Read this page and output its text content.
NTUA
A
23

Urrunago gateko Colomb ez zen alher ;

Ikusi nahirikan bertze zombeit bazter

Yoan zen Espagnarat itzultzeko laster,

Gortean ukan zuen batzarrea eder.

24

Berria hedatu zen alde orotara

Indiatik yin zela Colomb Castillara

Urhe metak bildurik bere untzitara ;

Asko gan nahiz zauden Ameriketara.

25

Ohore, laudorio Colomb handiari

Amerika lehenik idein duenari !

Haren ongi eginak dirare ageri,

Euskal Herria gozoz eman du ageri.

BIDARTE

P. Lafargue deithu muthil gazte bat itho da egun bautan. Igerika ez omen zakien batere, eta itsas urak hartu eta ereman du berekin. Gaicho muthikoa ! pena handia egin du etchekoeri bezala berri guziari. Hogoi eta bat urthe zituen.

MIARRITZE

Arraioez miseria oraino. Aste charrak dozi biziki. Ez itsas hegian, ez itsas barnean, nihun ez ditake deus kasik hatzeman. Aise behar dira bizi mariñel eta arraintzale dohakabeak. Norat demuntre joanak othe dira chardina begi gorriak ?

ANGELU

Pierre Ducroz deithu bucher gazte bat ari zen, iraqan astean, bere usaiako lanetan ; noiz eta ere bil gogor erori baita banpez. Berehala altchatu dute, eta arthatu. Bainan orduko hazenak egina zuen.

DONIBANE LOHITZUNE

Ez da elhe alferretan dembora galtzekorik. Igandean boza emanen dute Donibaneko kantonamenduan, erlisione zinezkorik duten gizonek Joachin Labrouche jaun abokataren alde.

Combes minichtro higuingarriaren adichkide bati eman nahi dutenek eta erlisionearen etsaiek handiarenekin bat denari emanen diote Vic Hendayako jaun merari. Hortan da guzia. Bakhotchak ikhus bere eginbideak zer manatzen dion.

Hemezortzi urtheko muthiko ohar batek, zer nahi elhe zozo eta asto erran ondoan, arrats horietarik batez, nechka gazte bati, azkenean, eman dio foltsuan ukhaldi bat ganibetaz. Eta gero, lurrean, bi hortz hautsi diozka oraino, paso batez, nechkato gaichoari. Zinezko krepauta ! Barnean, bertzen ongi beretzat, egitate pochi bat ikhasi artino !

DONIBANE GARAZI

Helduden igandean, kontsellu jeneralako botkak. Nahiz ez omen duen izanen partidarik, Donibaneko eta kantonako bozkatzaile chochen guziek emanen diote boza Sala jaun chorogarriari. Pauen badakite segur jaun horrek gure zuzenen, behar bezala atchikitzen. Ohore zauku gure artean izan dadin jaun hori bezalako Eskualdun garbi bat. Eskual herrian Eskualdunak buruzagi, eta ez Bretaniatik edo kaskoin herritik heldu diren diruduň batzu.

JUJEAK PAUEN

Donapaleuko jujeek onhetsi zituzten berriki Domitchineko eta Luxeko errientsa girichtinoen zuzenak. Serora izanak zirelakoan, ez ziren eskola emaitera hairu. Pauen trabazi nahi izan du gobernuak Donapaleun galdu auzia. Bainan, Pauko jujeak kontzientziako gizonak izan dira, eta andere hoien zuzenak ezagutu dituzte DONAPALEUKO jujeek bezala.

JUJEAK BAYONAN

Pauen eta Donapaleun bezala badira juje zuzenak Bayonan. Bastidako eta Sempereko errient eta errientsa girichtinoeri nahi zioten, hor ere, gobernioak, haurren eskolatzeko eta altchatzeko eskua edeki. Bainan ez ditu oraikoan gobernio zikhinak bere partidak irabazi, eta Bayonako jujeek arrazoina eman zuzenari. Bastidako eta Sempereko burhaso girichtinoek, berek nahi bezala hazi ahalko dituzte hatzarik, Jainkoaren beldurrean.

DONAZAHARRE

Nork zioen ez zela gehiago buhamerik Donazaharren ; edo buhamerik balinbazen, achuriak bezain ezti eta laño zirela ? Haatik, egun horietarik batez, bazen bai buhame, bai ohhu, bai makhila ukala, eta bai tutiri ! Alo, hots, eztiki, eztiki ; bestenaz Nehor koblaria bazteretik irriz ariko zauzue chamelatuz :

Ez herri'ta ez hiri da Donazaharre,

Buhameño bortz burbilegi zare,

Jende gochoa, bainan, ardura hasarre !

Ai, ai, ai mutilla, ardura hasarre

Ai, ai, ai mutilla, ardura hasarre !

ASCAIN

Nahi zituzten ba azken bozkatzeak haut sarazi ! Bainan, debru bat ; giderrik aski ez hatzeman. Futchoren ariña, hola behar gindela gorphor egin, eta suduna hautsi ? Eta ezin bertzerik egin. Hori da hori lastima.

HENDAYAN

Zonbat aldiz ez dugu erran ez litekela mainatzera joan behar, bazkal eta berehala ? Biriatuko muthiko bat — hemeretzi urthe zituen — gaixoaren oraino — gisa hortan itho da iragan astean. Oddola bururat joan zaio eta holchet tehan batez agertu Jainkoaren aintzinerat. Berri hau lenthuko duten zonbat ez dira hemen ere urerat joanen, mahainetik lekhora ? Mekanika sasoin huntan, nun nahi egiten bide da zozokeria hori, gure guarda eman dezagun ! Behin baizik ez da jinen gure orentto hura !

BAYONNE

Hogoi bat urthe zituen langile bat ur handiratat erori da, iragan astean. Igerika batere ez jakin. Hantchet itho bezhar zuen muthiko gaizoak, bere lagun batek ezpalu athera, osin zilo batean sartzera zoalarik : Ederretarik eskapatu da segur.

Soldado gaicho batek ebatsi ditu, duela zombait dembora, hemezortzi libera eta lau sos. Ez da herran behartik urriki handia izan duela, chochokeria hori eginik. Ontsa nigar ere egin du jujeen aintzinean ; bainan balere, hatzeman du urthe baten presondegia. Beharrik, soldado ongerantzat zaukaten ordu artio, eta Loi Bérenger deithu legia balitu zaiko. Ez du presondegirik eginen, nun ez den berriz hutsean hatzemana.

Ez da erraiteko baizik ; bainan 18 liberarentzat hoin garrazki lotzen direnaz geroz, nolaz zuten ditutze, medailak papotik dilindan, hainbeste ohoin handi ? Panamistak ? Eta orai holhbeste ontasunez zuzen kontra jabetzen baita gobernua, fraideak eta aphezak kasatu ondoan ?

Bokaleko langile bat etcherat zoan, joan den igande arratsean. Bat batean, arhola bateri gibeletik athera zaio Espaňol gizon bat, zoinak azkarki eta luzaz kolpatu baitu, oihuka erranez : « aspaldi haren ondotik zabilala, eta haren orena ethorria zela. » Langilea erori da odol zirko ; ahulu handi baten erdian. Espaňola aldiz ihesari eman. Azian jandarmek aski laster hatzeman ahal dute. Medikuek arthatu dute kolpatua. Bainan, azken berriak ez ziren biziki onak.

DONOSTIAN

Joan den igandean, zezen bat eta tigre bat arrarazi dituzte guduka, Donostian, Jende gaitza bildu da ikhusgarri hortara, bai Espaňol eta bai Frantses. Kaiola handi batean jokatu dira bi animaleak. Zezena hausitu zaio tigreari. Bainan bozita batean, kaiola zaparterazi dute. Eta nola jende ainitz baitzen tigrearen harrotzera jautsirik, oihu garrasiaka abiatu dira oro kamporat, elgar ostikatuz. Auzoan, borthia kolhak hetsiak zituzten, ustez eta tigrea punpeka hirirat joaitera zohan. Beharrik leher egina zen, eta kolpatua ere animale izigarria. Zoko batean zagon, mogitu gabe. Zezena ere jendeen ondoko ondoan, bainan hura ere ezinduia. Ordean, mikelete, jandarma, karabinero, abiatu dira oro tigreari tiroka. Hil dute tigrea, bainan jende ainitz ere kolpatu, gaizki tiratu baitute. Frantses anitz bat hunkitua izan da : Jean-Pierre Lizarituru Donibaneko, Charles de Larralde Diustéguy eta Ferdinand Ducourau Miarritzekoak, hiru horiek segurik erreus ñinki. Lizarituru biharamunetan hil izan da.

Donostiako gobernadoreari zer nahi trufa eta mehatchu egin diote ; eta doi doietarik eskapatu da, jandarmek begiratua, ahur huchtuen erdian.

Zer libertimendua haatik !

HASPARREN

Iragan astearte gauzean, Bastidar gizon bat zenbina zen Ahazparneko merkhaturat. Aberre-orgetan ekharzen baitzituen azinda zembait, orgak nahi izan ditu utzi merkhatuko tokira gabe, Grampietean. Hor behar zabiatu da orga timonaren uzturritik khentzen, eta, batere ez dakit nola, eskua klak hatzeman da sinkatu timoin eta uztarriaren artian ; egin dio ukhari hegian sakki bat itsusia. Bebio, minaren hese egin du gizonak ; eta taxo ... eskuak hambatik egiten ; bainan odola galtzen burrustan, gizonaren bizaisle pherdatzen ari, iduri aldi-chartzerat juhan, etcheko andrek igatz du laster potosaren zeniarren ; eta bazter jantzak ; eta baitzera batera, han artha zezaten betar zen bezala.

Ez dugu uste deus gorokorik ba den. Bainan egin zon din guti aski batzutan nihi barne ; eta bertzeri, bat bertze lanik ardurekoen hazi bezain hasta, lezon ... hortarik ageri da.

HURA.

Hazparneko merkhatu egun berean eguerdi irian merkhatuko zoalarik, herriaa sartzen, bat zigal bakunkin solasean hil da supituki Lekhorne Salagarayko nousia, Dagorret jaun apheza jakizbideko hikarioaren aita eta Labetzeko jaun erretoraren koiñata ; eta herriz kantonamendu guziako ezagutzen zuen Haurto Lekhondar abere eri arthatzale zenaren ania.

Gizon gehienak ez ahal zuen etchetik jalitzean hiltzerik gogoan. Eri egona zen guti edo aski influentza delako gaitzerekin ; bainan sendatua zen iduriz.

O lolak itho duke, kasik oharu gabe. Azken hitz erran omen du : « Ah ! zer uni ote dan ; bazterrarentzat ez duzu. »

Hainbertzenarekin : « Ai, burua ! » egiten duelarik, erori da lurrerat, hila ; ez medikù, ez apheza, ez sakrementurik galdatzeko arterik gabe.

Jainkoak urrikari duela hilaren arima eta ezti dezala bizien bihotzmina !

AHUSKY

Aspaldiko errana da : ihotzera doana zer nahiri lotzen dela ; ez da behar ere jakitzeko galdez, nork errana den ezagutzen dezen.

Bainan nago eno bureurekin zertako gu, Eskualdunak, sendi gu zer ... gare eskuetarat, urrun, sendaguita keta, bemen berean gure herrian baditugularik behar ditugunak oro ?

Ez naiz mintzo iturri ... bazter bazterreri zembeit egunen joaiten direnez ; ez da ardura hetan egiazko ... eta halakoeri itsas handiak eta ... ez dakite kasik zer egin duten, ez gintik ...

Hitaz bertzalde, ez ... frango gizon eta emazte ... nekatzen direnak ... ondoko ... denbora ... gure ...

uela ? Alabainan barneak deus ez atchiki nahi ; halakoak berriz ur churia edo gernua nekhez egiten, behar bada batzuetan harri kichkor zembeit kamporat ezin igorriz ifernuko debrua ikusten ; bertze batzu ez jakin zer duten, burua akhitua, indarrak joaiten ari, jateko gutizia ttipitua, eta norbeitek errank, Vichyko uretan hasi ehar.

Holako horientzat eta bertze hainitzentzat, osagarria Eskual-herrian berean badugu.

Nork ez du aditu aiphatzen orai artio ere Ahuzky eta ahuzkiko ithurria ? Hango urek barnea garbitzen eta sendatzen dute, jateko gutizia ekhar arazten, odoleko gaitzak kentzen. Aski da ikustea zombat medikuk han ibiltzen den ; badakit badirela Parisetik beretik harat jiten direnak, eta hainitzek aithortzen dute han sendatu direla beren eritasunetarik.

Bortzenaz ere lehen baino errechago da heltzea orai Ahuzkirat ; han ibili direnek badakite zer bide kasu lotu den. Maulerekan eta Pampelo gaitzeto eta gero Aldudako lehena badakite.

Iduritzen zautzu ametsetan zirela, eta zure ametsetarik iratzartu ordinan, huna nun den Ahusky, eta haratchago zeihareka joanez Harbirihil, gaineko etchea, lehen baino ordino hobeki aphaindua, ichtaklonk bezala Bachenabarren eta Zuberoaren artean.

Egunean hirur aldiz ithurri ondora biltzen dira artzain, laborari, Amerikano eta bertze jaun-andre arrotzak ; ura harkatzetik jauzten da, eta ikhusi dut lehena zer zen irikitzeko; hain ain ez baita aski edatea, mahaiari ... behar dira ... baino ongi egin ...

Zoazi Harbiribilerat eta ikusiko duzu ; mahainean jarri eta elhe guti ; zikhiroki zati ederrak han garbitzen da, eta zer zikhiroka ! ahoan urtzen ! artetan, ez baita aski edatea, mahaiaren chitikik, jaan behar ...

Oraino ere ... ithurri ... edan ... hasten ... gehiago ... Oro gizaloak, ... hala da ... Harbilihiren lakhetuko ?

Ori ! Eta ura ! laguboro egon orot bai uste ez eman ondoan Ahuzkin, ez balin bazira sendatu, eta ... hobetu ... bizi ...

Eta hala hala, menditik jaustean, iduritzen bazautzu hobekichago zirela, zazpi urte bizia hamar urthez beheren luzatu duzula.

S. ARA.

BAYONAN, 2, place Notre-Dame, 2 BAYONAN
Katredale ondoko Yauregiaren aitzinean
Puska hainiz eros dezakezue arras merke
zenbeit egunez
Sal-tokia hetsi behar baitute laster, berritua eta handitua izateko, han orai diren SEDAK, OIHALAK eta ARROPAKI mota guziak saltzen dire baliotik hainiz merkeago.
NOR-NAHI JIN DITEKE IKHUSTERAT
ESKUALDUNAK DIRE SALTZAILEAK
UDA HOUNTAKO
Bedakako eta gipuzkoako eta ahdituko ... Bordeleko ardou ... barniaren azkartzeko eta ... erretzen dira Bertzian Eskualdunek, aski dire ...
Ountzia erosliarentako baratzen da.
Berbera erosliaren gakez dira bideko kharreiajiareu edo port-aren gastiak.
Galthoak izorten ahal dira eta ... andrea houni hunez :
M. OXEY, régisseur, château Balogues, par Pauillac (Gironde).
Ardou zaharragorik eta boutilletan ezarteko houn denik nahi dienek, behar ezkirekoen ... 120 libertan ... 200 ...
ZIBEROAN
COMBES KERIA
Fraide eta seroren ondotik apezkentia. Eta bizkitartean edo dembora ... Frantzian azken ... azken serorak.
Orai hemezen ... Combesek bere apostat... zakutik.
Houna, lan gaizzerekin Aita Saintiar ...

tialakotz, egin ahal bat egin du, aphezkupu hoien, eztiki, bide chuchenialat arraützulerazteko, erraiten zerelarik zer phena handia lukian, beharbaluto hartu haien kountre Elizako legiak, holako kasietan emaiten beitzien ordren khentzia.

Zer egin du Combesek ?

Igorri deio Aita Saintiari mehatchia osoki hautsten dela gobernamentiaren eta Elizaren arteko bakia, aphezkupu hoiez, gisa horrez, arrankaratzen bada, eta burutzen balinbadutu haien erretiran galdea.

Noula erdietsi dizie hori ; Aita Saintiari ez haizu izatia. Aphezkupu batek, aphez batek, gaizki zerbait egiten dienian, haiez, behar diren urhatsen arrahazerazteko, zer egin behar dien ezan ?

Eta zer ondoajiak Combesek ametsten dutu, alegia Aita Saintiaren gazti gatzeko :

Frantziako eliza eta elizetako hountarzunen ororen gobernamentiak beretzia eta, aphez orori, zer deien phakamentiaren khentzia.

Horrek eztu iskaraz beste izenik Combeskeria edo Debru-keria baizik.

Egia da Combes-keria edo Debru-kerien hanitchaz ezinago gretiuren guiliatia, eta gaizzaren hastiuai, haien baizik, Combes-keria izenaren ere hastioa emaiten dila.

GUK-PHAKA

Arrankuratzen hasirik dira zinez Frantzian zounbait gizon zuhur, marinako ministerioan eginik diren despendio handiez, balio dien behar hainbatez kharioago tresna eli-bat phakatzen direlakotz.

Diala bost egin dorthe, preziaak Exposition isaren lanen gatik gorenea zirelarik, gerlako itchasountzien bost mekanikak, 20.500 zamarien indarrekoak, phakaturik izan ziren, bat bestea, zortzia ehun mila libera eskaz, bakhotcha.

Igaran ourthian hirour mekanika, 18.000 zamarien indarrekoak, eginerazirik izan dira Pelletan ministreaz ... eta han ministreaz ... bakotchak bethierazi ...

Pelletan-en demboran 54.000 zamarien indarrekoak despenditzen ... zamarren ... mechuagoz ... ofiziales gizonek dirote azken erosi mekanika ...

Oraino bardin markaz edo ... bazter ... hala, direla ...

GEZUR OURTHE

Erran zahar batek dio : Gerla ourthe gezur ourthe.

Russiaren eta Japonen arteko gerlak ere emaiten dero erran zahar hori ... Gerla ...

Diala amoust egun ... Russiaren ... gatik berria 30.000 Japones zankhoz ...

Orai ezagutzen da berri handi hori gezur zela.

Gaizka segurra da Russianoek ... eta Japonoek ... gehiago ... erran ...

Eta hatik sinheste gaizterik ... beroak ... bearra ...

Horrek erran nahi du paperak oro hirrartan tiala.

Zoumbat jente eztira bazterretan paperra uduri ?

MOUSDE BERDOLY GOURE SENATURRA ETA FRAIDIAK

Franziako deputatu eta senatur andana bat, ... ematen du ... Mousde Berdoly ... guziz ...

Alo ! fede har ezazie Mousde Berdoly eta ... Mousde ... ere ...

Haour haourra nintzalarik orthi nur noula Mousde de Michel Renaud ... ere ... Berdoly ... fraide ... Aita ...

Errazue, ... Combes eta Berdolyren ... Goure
______________________________
_Direction_
Read the entries and select each line where the word "jateko" is found.

_Complete output_
uela ? Alabainan barneak deus ez atchiki nahi ; halakoak berriz ur churia edo gernua nekhez egiten, behar bada batzuetan harri kichkor zembeit kamporat ezin igorriz ifernuko debrua ikusten ; bertze batzu ez jakin zer duten, burua akhitua, indarrak joaiten ari, jateko gutizia ttipitua, eta norbeitek errank, Vichyko uretan hasi ehar.
Nork ez du aditu aiphatzen orai artio ere Ahuzky eta ahuzkiko ithurria ? Hango urek barnea garbitzen eta sendatzen dute, jateko gutizia ekhar arazten, odoleko gaitzak kentzen. Aski da ikustea zombat medikuk han ibiltzen den ; badakit badirela Parisetik beretik harat jiten direnak, eta hainitzek aithortzen dute han sendatu direla beren eritasunetarik.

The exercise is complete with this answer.